Description of the task →
Transcribe each of the following items verbatim, reproducing every line without alteration.

Material to process →
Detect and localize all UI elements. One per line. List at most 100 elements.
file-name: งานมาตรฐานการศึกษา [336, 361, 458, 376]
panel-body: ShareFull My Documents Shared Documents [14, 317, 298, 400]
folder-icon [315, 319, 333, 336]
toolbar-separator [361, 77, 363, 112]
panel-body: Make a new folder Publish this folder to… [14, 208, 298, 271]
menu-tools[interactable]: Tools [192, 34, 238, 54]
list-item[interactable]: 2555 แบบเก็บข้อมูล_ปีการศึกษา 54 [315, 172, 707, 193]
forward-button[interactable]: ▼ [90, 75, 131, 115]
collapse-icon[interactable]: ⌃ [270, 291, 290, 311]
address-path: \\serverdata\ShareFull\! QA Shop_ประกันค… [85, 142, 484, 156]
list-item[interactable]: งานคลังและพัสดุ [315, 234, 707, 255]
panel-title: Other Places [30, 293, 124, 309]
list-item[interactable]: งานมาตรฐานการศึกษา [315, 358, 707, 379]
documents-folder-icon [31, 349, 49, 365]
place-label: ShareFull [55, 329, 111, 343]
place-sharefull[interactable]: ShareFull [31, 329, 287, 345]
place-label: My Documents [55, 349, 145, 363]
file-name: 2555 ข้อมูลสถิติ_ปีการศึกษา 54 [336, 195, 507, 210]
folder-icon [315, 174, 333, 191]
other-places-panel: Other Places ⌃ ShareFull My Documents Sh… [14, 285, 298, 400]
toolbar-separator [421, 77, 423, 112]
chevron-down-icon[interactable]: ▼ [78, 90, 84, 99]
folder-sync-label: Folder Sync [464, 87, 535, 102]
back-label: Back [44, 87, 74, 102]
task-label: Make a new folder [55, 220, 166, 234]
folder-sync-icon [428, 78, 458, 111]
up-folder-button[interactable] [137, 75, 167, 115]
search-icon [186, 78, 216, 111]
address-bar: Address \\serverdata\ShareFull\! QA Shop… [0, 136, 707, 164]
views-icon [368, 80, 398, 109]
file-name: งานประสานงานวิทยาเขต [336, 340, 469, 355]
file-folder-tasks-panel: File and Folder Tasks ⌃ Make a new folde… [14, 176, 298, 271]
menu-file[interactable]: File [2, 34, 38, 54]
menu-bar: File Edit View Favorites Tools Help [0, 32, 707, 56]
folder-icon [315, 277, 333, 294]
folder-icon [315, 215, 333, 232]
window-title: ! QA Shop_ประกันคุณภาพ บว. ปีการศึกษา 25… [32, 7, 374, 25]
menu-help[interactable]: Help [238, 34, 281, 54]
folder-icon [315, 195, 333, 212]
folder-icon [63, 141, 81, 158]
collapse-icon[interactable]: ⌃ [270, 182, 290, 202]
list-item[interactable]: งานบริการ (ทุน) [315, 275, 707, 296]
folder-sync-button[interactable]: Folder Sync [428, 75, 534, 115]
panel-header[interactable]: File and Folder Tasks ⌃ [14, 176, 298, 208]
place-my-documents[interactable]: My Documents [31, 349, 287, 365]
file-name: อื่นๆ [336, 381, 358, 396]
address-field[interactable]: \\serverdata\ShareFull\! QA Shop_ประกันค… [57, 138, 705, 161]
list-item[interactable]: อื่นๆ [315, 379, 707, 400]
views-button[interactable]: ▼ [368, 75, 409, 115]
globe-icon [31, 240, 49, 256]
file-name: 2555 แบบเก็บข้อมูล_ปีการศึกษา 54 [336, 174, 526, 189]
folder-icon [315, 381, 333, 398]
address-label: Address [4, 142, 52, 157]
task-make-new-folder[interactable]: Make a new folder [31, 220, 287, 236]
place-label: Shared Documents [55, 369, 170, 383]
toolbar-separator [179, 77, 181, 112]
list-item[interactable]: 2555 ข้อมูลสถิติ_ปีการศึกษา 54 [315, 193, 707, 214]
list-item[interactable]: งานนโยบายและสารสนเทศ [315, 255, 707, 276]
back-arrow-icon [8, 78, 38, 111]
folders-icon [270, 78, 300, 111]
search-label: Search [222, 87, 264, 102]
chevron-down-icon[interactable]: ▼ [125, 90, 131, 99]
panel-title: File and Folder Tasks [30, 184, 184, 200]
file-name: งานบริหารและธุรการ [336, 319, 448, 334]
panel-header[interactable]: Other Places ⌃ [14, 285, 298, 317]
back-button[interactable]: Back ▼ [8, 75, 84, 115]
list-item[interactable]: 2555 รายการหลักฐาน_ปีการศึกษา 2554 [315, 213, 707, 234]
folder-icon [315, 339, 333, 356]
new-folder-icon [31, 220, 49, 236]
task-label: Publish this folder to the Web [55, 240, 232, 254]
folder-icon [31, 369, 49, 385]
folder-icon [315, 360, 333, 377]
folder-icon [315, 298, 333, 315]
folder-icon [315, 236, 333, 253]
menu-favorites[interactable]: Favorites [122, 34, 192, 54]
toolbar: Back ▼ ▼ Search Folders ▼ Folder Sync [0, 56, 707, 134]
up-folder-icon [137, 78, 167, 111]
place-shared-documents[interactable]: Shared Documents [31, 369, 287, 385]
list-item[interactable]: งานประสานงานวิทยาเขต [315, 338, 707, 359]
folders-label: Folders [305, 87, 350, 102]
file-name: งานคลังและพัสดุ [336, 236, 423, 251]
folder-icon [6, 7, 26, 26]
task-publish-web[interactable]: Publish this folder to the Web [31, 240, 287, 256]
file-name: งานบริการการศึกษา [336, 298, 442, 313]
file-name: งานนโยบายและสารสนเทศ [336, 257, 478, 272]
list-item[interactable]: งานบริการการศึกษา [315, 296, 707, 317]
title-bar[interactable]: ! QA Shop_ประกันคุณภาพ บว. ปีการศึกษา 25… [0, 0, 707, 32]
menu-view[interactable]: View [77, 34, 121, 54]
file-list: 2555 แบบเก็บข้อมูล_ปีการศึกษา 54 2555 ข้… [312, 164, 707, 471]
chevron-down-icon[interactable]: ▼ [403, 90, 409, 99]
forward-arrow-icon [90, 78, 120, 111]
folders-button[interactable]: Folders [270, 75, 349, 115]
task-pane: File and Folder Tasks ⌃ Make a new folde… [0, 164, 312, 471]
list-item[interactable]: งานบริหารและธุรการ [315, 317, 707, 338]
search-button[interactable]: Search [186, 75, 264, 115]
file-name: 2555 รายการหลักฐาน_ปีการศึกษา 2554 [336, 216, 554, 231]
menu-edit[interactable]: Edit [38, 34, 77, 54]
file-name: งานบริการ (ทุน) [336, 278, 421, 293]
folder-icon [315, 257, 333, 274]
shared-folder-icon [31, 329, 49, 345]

Task solution →
Detect and localize all UI elements. One per line. List at most 100 elements.
file-name: งานมาตรฐานการศึกษา [336, 361, 458, 376]
panel-body: ShareFull My Documents Shared Documents [14, 317, 298, 400]
folder-icon [315, 319, 333, 336]
toolbar-separator [361, 77, 363, 112]
panel-body: Make a new folder Publish this folder to… [14, 208, 298, 271]
menu-tools[interactable]: Tools [192, 34, 238, 54]
list-item[interactable]: 2555 แบบเก็บข้อมูล_ปีการศึกษา 54 [315, 172, 707, 193]
forward-button[interactable]: ▼ [90, 75, 131, 115]
collapse-icon[interactable]: ⌃ [270, 291, 290, 311]
address-path: \\serverdata\ShareFull\! QA Shop_ประกันค… [85, 142, 484, 156]
list-item[interactable]: งานคลังและพัสดุ [315, 234, 707, 255]
panel-title: Other Places [30, 293, 124, 309]
list-item[interactable]: งานมาตรฐานการศึกษา [315, 358, 707, 379]
documents-folder-icon [31, 349, 49, 365]
place-label: ShareFull [55, 329, 111, 343]
place-sharefull[interactable]: ShareFull [31, 329, 287, 345]
place-label: My Documents [55, 349, 145, 363]
file-name: 2555 ข้อมูลสถิติ_ปีการศึกษา 54 [336, 195, 507, 210]
folder-icon [315, 174, 333, 191]
other-places-panel: Other Places ⌃ ShareFull My Documents Sh… [14, 285, 298, 400]
toolbar-separator [421, 77, 423, 112]
chevron-down-icon[interactable]: ▼ [78, 90, 84, 99]
folder-sync-label: Folder Sync [464, 87, 535, 102]
back-label: Back [44, 87, 74, 102]
task-label: Make a new folder [55, 220, 166, 234]
folder-sync-icon [428, 78, 458, 111]
up-folder-button[interactable] [137, 75, 167, 115]
search-icon [186, 78, 216, 111]
address-bar: Address \\serverdata\ShareFull\! QA Shop… [0, 136, 707, 164]
views-icon [368, 80, 398, 109]
file-name: งานประสานงานวิทยาเขต [336, 340, 469, 355]
file-folder-tasks-panel: File and Folder Tasks ⌃ Make a new folde… [14, 176, 298, 271]
menu-file[interactable]: File [2, 34, 38, 54]
menu-bar: File Edit View Favorites Tools Help [0, 32, 707, 56]
folder-icon [315, 277, 333, 294]
folder-icon [315, 215, 333, 232]
window-title: ! QA Shop_ประกันคุณภาพ บว. ปีการศึกษา 25… [32, 7, 374, 25]
menu-help[interactable]: Help [238, 34, 281, 54]
folder-icon [315, 195, 333, 212]
folder-icon [63, 141, 81, 158]
collapse-icon[interactable]: ⌃ [270, 182, 290, 202]
list-item[interactable]: งานบริการ (ทุน) [315, 275, 707, 296]
folder-sync-button[interactable]: Folder Sync [428, 75, 534, 115]
panel-header[interactable]: File and Folder Tasks ⌃ [14, 176, 298, 208]
place-my-documents[interactable]: My Documents [31, 349, 287, 365]
file-name: อื่นๆ [336, 381, 358, 396]
address-field[interactable]: \\serverdata\ShareFull\! QA Shop_ประกันค… [57, 138, 705, 161]
list-item[interactable]: อื่นๆ [315, 379, 707, 400]
views-button[interactable]: ▼ [368, 75, 409, 115]
globe-icon [31, 240, 49, 256]
file-name: 2555 แบบเก็บข้อมูล_ปีการศึกษา 54 [336, 174, 526, 189]
folder-icon [315, 381, 333, 398]
address-label: Address [4, 142, 52, 157]
task-make-new-folder[interactable]: Make a new folder [31, 220, 287, 236]
place-label: Shared Documents [55, 369, 170, 383]
toolbar-separator [179, 77, 181, 112]
list-item[interactable]: 2555 ข้อมูลสถิติ_ปีการศึกษา 54 [315, 193, 707, 214]
list-item[interactable]: งานนโยบายและสารสนเทศ [315, 255, 707, 276]
back-arrow-icon [8, 78, 38, 111]
folders-icon [270, 78, 300, 111]
search-label: Search [222, 87, 264, 102]
chevron-down-icon[interactable]: ▼ [125, 90, 131, 99]
panel-title: File and Folder Tasks [30, 184, 184, 200]
file-name: งานบริหารและธุรการ [336, 319, 448, 334]
panel-header[interactable]: Other Places ⌃ [14, 285, 298, 317]
back-button[interactable]: Back ▼ [8, 75, 84, 115]
list-item[interactable]: 2555 รายการหลักฐาน_ปีการศึกษา 2554 [315, 213, 707, 234]
folder-icon [315, 339, 333, 356]
new-folder-icon [31, 220, 49, 236]
task-label: Publish this folder to the Web [55, 240, 232, 254]
folder-icon [31, 369, 49, 385]
folder-icon [315, 360, 333, 377]
folder-icon [315, 298, 333, 315]
folder-icon [315, 236, 333, 253]
menu-favorites[interactable]: Favorites [122, 34, 192, 54]
toolbar: Back ▼ ▼ Search Folders ▼ Folder Sync [0, 56, 707, 134]
up-folder-icon [137, 78, 167, 111]
place-shared-documents[interactable]: Shared Documents [31, 369, 287, 385]
list-item[interactable]: งานประสานงานวิทยาเขต [315, 338, 707, 359]
folders-label: Folders [305, 87, 350, 102]
file-name: งานคลังและพัสดุ [336, 236, 423, 251]
folder-icon [6, 7, 26, 26]
task-publish-web[interactable]: Publish this folder to the Web [31, 240, 287, 256]
file-name: งานบริการการศึกษา [336, 298, 442, 313]
file-name: งานนโยบายและสารสนเทศ [336, 257, 478, 272]
list-item[interactable]: งานบริการการศึกษา [315, 296, 707, 317]
title-bar[interactable]: ! QA Shop_ประกันคุณภาพ บว. ปีการศึกษา 25… [0, 0, 707, 32]
menu-view[interactable]: View [77, 34, 121, 54]
file-list: 2555 แบบเก็บข้อมูล_ปีการศึกษา 54 2555 ข้… [312, 164, 707, 471]
chevron-down-icon[interactable]: ▼ [403, 90, 409, 99]
forward-arrow-icon [90, 78, 120, 111]
folders-button[interactable]: Folders [270, 75, 349, 115]
task-pane: File and Folder Tasks ⌃ Make a new folde… [0, 164, 312, 471]
list-item[interactable]: งานบริหารและธุรการ [315, 317, 707, 338]
search-button[interactable]: Search [186, 75, 264, 115]
file-name: 2555 รายการหลักฐาน_ปีการศึกษา 2554 [336, 216, 554, 231]
menu-edit[interactable]: Edit [38, 34, 77, 54]
file-name: งานบริการ (ทุน) [336, 278, 421, 293]
folder-icon [315, 257, 333, 274]
shared-folder-icon [31, 329, 49, 345]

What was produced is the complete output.